# Buying a Boat--Salmon/Trout Fishing TC Bay



## johndeere506 (Oct 26, 2009)

I had a 14ft lund setup for deep fishing, with downriggers 3-4 years ago. I was learning so I only caught a few lakers. Boat seemed small inside. Now I just have a 14ft Mirrocraft, just use it for mixed fishing. 
I want a slightly bigger/more stable boat so my 2 and 3 yr old can come out more.
What do you suggest? Im reading lots of concerns about the salmon fishery in Lake Michigan, and I only salmon/trout fish TC/West Bay. Other than than will be all inland lakes, for warm water species.
Is it a waste to setup for salmon, especially if Ill only use it in West bay? Is the declining/terrible fishery info real?

Money is pretty tight so I dont want to spend a bunch of money to catch 4-5 salmon per year. I can catch all warm water species and probably plenty of lake trout on much less money invested (but I keep dreaming of cathing kings or any salmon really).

I really like the mod vee (14/48 or 16/52s) boat for inland waters, but never been on one. Thats probably a not so great boat for the bays Im guessing, but I dont need to go when rough water. My best guess at all around use is maybe a 16 ft aluminum, but Im looking for opinions from those of you that have been through this....

Thoughts?
Thanks!


----------



## JAA (Oct 6, 2004)

Hi, johndeere Well I fish frankfort area quite a bit and the lake st,clair system here at home, I use a open deep V lund Explorer 16.5 ft 40hp tiller. I have 2 downriggers mounted in the stern and run dipsys on the sides. I have been using this rig since 2000, I have even run out to the shipping channel when the slicks start for summer steelhead, I do this when weather is good. I have catch more fish out of this boat then the bigger boat for sure, I started with a {semi-V smokercraft} it was a {wet riding boat} So I spent $25,000 on a new outfitted 19ft Yarcraft with kicker motor. My catch rate went down the tubes The wind blew that boat around a lot like a sail- tall windshield while trolling Drove Me Nuts. 1 1/2 years later I sold it. Right away I bought my deep V Explorer Lund to get my boat control back and i immediately was back in the fish again, I Love it. My 2 cents is buy a deep V! Lund, Crestliner, Starcraft, 16ft-17ft no bigger, no smaller, Make sure to get a {Deep V} you will stay drier more comfortable when it's cool not having spray hit ya in the face, and they troll and track better lines. If you your looking at lund I would buy a used pre 2004, Brunswick bought lund out in 2004 and made some changes that were not for the better, There's a lot of new lunds that have leaking rivet problems. not so with the older ones. I will be putting in a new floor shorty It's starting to get soft but that's pretty simple, No carpet this time, Vinyl only, Easier to clean. Here is a good one for ya, Lund has a lifetime warranty on their floors on my year boat, Cool i thought, Until I found out I have to pay someone to haul it to New York Mills, MN where they do the repair work at There's Always a catch!!! Hey don't over look those smallmouths in east and west bays! There are some big ones in that system you should take advantage of, If you want a good fight ounce for ounce they fight harder than a salmon and are fine eating comming out of that cold *** water there. Sorry I was so long winded! But if someone can learn from my mistakes so much the better, and always have a radio things can happen quick on big water. Tight Lines Good Luck! Jaa


----------



## Outdoor2daCore (Nov 8, 2010)

■ Exercise task 1
Rewrite the part of the boat-buying thread starting with "Is it a waste" and going on through "been through this....", changing "mod vee" to "modified V".
■ Exercise task 2
Give the records as a JSON list of strings, one string per line and blank lines omitted, from the start of the records through the line that contains "table-cell: 5XL (897, 350, 946, 395)", including both ends.
The forum thread above and the records after it are unrelated material.

■ Data supplied

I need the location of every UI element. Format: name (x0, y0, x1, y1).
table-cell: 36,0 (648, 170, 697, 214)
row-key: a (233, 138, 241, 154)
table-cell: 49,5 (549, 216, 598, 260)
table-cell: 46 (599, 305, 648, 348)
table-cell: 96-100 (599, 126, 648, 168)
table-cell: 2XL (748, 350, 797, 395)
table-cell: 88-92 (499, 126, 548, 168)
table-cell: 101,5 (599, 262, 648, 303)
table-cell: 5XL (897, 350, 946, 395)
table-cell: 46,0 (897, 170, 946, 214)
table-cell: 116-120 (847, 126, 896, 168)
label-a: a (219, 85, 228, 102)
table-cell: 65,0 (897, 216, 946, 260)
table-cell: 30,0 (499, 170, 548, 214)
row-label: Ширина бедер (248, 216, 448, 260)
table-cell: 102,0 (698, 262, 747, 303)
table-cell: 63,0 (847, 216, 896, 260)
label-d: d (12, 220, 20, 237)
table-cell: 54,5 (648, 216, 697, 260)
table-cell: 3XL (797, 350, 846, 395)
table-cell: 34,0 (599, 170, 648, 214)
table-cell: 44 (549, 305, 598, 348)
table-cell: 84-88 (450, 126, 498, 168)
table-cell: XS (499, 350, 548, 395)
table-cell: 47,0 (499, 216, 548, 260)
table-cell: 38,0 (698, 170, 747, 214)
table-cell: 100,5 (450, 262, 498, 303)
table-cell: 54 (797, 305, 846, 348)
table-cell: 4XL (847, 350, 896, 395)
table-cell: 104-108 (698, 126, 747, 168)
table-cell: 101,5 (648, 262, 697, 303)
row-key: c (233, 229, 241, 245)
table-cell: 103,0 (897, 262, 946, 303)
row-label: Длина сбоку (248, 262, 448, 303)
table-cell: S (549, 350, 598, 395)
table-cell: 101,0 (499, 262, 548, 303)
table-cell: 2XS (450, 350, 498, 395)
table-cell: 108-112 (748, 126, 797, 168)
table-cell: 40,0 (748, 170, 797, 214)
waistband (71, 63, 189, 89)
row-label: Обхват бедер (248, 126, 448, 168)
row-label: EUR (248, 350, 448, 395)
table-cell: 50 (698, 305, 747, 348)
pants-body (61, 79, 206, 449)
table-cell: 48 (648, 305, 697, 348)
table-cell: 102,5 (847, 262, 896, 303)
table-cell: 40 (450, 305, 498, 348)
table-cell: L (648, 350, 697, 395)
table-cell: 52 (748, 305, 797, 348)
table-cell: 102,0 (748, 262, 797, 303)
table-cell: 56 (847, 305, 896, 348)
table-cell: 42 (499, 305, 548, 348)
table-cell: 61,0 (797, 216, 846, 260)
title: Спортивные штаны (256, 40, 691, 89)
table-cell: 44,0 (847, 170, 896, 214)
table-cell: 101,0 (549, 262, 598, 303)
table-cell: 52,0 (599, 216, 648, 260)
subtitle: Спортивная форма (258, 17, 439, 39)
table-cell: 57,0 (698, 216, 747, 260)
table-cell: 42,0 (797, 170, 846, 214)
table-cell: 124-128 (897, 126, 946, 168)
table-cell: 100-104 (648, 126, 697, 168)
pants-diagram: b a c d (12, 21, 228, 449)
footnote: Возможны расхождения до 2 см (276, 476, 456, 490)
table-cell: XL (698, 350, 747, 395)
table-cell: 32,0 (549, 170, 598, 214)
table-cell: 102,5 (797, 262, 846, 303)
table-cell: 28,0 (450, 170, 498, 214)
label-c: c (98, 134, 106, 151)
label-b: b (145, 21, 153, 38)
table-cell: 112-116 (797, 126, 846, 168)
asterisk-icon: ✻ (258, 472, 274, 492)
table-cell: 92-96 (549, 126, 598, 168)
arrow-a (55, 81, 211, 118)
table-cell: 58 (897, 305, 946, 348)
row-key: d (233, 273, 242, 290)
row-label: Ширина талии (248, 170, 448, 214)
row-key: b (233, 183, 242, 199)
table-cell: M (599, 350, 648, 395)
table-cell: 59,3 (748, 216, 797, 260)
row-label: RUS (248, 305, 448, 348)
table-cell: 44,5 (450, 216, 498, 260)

■ Exercise output 1
Is it a waste to setup for salmon, especially if Ill only use it in West bay? Is the declining/terrible fishery info real?

Money is pretty tight so I dont want to spend a bunch of money to catch 4-5 salmon per year. I can catch all warm water species and probably plenty of lake trout on much less money invested (but I keep dreaming of cathing kings or any salmon really).

I really like the modified V (14/48 or 16/52s) boat for inland waters, but never been on one. Thats probably a not so great boat for the bays Im guessing, but I dont need to go when rough water. My best guess at all around use is maybe a 16 ft aluminum, but Im looking for opinions from those of you that have been through this....

■ Exercise output 2
[
  "I need the location of every UI element. Format: name (x0, y0, x1, y1).",
  "table-cell: 36,0 (648, 170, 697, 214)",
  "row-key: a (233, 138, 241, 154)",
  "table-cell: 49,5 (549, 216, 598, 260)",
  "table-cell: 46 (599, 305, 648, 348)",
  "table-cell: 96-100 (599, 126, 648, 168)",
  "table-cell: 2XL (748, 350, 797, 395)",
  "table-cell: 88-92 (499, 126, 548, 168)",
  "table-cell: 101,5 (599, 262, 648, 303)",
  "table-cell: 5XL (897, 350, 946, 395)"
]